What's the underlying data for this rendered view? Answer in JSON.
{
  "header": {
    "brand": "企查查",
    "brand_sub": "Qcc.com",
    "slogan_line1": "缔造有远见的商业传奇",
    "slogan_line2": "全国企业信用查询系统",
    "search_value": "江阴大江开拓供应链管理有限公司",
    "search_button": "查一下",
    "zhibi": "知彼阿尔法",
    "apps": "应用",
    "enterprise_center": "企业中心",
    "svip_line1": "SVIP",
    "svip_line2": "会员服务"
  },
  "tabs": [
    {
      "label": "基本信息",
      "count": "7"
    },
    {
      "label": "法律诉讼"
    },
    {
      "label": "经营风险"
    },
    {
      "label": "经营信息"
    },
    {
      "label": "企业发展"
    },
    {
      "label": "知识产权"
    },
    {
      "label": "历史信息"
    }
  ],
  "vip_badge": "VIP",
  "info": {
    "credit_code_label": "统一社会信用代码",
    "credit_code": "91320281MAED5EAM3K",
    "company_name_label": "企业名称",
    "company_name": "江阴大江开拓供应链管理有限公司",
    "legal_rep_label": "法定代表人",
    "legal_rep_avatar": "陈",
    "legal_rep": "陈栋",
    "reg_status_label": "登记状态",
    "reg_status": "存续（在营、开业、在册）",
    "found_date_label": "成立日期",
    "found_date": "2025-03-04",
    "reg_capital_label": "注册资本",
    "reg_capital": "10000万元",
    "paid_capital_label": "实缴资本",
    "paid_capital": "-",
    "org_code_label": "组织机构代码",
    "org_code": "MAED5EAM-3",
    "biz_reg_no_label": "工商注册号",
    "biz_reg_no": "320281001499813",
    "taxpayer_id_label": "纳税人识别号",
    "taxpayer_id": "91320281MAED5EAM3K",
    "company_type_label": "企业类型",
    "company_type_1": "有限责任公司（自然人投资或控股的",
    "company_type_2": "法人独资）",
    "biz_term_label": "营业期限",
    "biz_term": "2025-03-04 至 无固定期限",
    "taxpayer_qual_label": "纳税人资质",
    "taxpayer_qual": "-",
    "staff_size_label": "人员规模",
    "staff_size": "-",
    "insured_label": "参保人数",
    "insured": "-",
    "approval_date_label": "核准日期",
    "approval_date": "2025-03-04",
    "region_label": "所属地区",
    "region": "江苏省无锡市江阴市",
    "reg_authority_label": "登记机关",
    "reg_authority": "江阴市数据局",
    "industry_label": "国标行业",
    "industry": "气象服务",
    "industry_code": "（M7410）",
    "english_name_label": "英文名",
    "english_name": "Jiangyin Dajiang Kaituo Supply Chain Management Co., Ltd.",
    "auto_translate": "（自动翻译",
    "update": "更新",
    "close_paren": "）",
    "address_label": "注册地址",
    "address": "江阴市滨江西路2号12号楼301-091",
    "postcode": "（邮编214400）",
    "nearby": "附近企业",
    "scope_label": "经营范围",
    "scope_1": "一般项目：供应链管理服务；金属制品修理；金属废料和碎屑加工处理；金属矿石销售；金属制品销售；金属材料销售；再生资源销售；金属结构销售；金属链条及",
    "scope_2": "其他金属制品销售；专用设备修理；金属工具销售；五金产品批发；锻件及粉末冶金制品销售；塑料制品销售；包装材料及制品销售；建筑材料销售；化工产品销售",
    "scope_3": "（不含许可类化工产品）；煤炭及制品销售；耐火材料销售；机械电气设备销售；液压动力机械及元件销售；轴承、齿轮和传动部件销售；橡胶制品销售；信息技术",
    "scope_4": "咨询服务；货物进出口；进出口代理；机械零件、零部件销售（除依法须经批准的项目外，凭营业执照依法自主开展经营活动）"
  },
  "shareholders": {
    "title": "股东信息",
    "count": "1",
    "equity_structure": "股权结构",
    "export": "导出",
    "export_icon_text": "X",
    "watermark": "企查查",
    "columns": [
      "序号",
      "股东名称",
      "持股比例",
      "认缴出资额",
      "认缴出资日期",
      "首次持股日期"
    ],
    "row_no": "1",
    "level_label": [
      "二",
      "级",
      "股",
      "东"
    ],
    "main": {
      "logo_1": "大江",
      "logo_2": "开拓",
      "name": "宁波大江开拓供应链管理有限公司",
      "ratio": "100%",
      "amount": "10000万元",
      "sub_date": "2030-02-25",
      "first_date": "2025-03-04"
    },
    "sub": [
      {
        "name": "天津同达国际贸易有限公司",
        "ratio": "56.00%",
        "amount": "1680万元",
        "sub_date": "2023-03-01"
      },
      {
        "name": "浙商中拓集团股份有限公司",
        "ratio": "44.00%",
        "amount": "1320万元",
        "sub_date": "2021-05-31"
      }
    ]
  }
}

##############################

- _What is required_
Word for word, write out the data.

- _Result for this exercise_
What's the underlying data for this rendered view? Answer in JSON.
{
  "header": {
    "brand": "企查查",
    "brand_sub": "Qcc.com",
    "slogan_line1": "缔造有远见的商业传奇",
    "slogan_line2": "全国企业信用查询系统",
    "search_value": "江阴大江开拓供应链管理有限公司",
    "search_button": "查一下",
    "zhibi": "知彼阿尔法",
    "apps": "应用",
    "enterprise_center": "企业中心",
    "svip_line1": "SVIP",
    "svip_line2": "会员服务"
  },
  "tabs": [
    {
      "label": "基本信息",
      "count": "7"
    },
    {
      "label": "法律诉讼"
    },
    {
      "label": "经营风险"
    },
    {
      "label": "经营信息"
    },
    {
      "label": "企业发展"
    },
    {
      "label": "知识产权"
    },
    {
      "label": "历史信息"
    }
  ],
  "vip_badge": "VIP",
  "info": {
    "credit_code_label": "统一社会信用代码",
    "credit_code": "91320281MAED5EAM3K",
    "company_name_label": "企业名称",
    "company_name": "江阴大江开拓供应链管理有限公司",
    "legal_rep_label": "法定代表人",
    "legal_rep_avatar": "陈",
    "legal_rep": "陈栋",
    "reg_status_label": "登记状态",
    "reg_status": "存续（在营、开业、在册）",
    "found_date_label": "成立日期",
    "found_date": "2025-03-04",
    "reg_capital_label": "注册资本",
    "reg_capital": "10000万元",
    "paid_capital_label": "实缴资本",
    "paid_capital": "-",
    "org_code_label": "组织机构代码",
    "org_code": "MAED5EAM-3",
    "biz_reg_no_label": "工商注册号",
    "biz_reg_no": "320281001499813",
    "taxpayer_id_label": "纳税人识别号",
    "taxpayer_id": "91320281MAED5EAM3K",
    "company_type_label": "企业类型",
    "company_type_1": "有限责任公司（自然人投资或控股的",
    "company_type_2": "法人独资）",
    "biz_term_label": "营业期限",
    "biz_term": "2025-03-04 至 无固定期限",
    "taxpayer_qual_label": "纳税人资质",
    "taxpayer_qual": "-",
    "staff_size_label": "人员规模",
    "staff_size": "-",
    "insured_label": "参保人数",
    "insured": "-",
    "approval_date_label": "核准日期",
    "approval_date": "2025-03-04",
    "region_label": "所属地区",
    "region": "江苏省无锡市江阴市",
    "reg_authority_label": "登记机关",
    "reg_authority": "江阴市数据局",
    "industry_label": "国标行业",
    "industry": "气象服务",
    "industry_code": "（M7410）",
    "english_name_label": "英文名",
    "english_name": "Jiangyin Dajiang Kaituo Supply Chain Management Co., Ltd.",
    "auto_translate": "（自动翻译",
    "update": "更新",
    "close_paren": "）",
    "address_label": "注册地址",
    "address": "江阴市滨江西路2号12号楼301-091",
    "postcode": "（邮编214400）",
    "nearby": "附近企业",
    "scope_label": "经营范围",
    "scope_1": "一般项目：供应链管理服务；金属制品修理；金属废料和碎屑加工处理；金属矿石销售；金属制品销售；金属材料销售；再生资源销售；金属结构销售；金属链条及",
    "scope_2": "其他金属制品销售；专用设备修理；金属工具销售；五金产品批发；锻件及粉末冶金制品销售；塑料制品销售；包装材料及制品销售；建筑材料销售；化工产品销售",
    "scope_3": "（不含许可类化工产品）；煤炭及制品销售；耐火材料销售；机械电气设备销售；液压动力机械及元件销售；轴承、齿轮和传动部件销售；橡胶制品销售；信息技术",
    "scope_4": "咨询服务；货物进出口；进出口代理；机械零件、零部件销售（除依法须经批准的项目外，凭营业执照依法自主开展经营活动）"
  },
  "shareholders": {
    "title": "股东信息",
    "count": "1",
    "equity_structure": "股权结构",
    "export": "导出",
    "export_icon_text": "X",
    "watermark": "企查查",
    "columns": [
      "序号",
      "股东名称",
      "持股比例",
      "认缴出资额",
      "认缴出资日期",
      "首次持股日期"
    ],
    "row_no": "1",
    "level_label": [
      "二",
      "级",
      "股",
      "东"
    ],
    "main": {
      "logo_1": "大江",
      "logo_2": "开拓",
      "name": "宁波大江开拓供应链管理有限公司",
      "ratio": "100%",
      "amount": "10000万元",
      "sub_date": "2030-02-25",
      "first_date": "2025-03-04"
    },
    "sub": [
      {
        "name": "天津同达国际贸易有限公司",
        "ratio": "56.00%",
        "amount": "1680万元",
        "sub_date": "2023-03-01"
      },
      {
        "name": "浙商中拓集团股份有限公司",
        "ratio": "44.00%",
        "amount": "1320万元",
        "sub_date": "2021-05-31"
      }
    ]
  }
}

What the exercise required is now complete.